- _WHAT THE TASK ASKS_: Return the records exactly as they are.

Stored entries
+--

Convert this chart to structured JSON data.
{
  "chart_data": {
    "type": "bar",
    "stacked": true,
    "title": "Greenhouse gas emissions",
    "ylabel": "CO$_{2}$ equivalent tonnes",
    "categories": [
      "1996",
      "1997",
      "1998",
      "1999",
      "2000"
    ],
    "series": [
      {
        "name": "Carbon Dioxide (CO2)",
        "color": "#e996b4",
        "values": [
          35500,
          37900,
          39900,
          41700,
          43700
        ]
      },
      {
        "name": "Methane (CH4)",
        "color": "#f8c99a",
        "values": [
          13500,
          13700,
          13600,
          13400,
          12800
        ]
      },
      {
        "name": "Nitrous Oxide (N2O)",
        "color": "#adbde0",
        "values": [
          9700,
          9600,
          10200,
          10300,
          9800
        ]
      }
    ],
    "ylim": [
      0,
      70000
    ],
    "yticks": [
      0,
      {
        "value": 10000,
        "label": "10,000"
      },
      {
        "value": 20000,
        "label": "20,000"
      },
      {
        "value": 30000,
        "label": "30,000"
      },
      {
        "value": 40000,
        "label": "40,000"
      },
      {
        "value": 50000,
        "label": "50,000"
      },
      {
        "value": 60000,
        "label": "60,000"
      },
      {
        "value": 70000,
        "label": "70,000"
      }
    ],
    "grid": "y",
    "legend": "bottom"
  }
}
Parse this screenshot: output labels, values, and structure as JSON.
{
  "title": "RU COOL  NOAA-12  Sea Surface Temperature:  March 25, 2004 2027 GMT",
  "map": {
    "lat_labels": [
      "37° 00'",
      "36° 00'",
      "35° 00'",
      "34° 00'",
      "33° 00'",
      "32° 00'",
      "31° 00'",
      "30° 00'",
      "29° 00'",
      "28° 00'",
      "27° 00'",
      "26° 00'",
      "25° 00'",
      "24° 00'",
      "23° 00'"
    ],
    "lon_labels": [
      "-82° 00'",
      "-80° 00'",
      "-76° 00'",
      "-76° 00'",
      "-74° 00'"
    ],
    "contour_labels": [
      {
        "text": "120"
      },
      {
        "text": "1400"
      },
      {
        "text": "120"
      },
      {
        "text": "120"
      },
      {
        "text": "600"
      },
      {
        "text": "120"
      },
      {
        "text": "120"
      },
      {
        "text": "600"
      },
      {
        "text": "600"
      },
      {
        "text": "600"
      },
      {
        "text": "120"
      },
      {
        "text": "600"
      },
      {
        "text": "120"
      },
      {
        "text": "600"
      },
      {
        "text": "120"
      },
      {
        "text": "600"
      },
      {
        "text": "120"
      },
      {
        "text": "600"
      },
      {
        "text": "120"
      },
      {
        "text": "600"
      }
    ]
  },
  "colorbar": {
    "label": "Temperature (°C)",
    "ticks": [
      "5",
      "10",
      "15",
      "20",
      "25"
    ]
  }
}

+--

- _FINISHED TASK_:
Convert this chart to structured JSON data.
{
  "chart_data": {
    "type": "bar",
    "stacked": true,
    "title": "Greenhouse gas emissions",
    "ylabel": "CO$_{2}$ equivalent tonnes",
    "categories": [
      "1996",
      "1997",
      "1998",
      "1999",
      "2000"
    ],
    "series": [
      {
        "name": "Carbon Dioxide (CO2)",
        "color": "#e996b4",
        "values": [
          35500,
          37900,
          39900,
          41700,
          43700
        ]
      },
      {
        "name": "Methane (CH4)",
        "color": "#f8c99a",
        "values": [
          13500,
          13700,
          13600,
          13400,
          12800
        ]
      },
      {
        "name": "Nitrous Oxide (N2O)",
        "color": "#adbde0",
        "values": [
          9700,
          9600,
          10200,
          10300,
          9800
        ]
      }
    ],
    "ylim": [
      0,
      70000
    ],
    "yticks": [
      0,
      {
        "value": 10000,
        "label": "10,000"
      },
      {
        "value": 20000,
        "label": "20,000"
      },
      {
        "value": 30000,
        "label": "30,000"
      },
      {
        "value": 40000,
        "label": "40,000"
      },
      {
        "value": 50000,
        "label": "50,000"
      },
      {
        "value": 60000,
        "label": "60,000"
      },
      {
        "value": 70000,
        "label": "70,000"
      }
    ],
    "grid": "y",
    "legend": "bottom"
  }
}
Parse this screenshot: output labels, values, and structure as JSON.
{
  "title": "RU COOL  NOAA-12  Sea Surface Temperature:  March 25, 2004 2027 GMT",
  "map": {
    "lat_labels": [
      "37° 00'",
      "36° 00'",
      "35° 00'",
      "34° 00'",
      "33° 00'",
      "32° 00'",
      "31° 00'",
      "30° 00'",
      "29° 00'",
      "28° 00'",
      "27° 00'",
      "26° 00'",
      "25° 00'",
      "24° 00'",
      "23° 00'"
    ],
    "lon_labels": [
      "-82° 00'",
      "-80° 00'",
      "-76° 00'",
      "-76° 00'",
      "-74° 00'"
    ],
    "contour_labels": [
      {
        "text": "120"
      },
      {
        "text": "1400"
      },
      {
        "text": "120"
      },
      {
        "text": "120"
      },
      {
        "text": "600"
      },
      {
        "text": "120"
      },
      {
        "text": "120"
      },
      {
        "text": "600"
      },
      {
        "text": "600"
      },
      {
        "text": "600"
      },
      {
        "text": "120"
      },
      {
        "text": "600"
      },
      {
        "text": "120"
      },
      {
        "text": "600"
      },
      {
        "text": "120"
      },
      {
        "text": "600"
      },
      {
        "text": "120"
      },
      {
        "text": "600"
      },
      {
        "text": "120"
      },
      {
        "text": "600"
      }
    ]
  },
  "colorbar": {
    "label": "Temperature (°C)",
    "ticks": [
      "5",
      "10",
      "15",
      "20",
      "25"
    ]
  }
}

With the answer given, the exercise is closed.